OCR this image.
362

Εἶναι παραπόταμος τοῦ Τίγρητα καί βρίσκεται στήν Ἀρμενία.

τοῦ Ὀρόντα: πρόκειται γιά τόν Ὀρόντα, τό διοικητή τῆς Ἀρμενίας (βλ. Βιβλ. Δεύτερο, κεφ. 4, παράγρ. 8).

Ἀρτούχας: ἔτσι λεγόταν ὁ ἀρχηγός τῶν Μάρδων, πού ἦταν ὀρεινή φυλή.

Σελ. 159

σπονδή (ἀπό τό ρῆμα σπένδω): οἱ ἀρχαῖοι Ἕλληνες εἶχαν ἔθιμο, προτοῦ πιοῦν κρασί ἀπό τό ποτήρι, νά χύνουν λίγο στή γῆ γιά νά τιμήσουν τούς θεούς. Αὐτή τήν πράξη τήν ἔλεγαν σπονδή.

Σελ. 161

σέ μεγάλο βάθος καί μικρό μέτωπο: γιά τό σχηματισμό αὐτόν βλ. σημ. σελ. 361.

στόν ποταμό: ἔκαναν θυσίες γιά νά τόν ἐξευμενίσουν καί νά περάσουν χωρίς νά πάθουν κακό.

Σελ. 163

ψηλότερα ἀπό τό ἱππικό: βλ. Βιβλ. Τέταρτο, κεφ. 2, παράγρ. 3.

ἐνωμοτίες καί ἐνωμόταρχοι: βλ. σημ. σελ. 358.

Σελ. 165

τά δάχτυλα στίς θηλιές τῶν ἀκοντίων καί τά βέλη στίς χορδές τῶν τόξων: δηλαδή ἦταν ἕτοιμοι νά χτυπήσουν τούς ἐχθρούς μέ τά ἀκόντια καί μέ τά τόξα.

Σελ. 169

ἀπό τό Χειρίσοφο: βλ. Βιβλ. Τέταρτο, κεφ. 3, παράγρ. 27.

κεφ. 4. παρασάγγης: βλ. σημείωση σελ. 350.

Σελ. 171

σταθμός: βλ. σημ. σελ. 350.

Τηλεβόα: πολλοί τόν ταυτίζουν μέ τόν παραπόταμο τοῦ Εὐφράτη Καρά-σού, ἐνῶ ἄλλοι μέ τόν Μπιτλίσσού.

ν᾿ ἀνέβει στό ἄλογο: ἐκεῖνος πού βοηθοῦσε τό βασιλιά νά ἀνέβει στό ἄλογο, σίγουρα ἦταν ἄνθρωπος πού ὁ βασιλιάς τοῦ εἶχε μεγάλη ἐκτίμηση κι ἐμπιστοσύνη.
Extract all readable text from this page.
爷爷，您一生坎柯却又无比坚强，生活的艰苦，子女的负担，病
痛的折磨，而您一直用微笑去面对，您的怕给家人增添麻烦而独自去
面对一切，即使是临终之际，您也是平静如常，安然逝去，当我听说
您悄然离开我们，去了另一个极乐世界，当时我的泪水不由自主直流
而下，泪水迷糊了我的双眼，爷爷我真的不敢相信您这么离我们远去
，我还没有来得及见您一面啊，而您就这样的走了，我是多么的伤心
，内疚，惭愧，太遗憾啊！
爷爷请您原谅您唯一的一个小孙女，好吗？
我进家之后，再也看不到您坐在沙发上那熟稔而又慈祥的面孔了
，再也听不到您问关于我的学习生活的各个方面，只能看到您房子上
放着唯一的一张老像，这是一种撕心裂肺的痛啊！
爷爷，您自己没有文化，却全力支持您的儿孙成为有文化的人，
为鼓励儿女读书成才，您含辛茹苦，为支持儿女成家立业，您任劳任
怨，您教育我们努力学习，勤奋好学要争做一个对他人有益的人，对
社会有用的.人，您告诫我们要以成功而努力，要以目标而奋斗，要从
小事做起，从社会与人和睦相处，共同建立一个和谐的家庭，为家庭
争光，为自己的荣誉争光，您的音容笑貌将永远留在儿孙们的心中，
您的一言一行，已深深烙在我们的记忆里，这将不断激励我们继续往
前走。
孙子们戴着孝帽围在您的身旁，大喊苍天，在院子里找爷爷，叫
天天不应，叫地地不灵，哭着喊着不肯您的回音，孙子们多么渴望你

» Set problem: Every line from the one containing "Extract all readable text from this page." through the end of the data must be repeated exactly, and no other line.

» In response:
Extract all readable text from this page.
爷爷，您一生坎柯却又无比坚强，生活的艰苦，子女的负担，病
痛的折磨，而您一直用微笑去面对，您的怕给家人增添麻烦而独自去
面对一切，即使是临终之际，您也是平静如常，安然逝去，当我听说
您悄然离开我们，去了另一个极乐世界，当时我的泪水不由自主直流
而下，泪水迷糊了我的双眼，爷爷我真的不敢相信您这么离我们远去
，我还没有来得及见您一面啊，而您就这样的走了，我是多么的伤心
，内疚，惭愧，太遗憾啊！
爷爷请您原谅您唯一的一个小孙女，好吗？
我进家之后，再也看不到您坐在沙发上那熟稔而又慈祥的面孔了
，再也听不到您问关于我的学习生活的各个方面，只能看到您房子上
放着唯一的一张老像，这是一种撕心裂肺的痛啊！
爷爷，您自己没有文化，却全力支持您的儿孙成为有文化的人，
为鼓励儿女读书成才，您含辛茹苦，为支持儿女成家立业，您任劳任
怨，您教育我们努力学习，勤奋好学要争做一个对他人有益的人，对
社会有用的.人，您告诫我们要以成功而努力，要以目标而奋斗，要从
小事做起，从社会与人和睦相处，共同建立一个和谐的家庭，为家庭
争光，为自己的荣誉争光，您的音容笑貌将永远留在儿孙们的心中，
您的一言一行，已深深烙在我们的记忆里，这将不断激励我们继续往
前走。
孙子们戴着孝帽围在您的身旁，大喊苍天，在院子里找爷爷，叫
天天不应，叫地地不灵，哭着喊着不肯您的回音，孙子们多么渴望你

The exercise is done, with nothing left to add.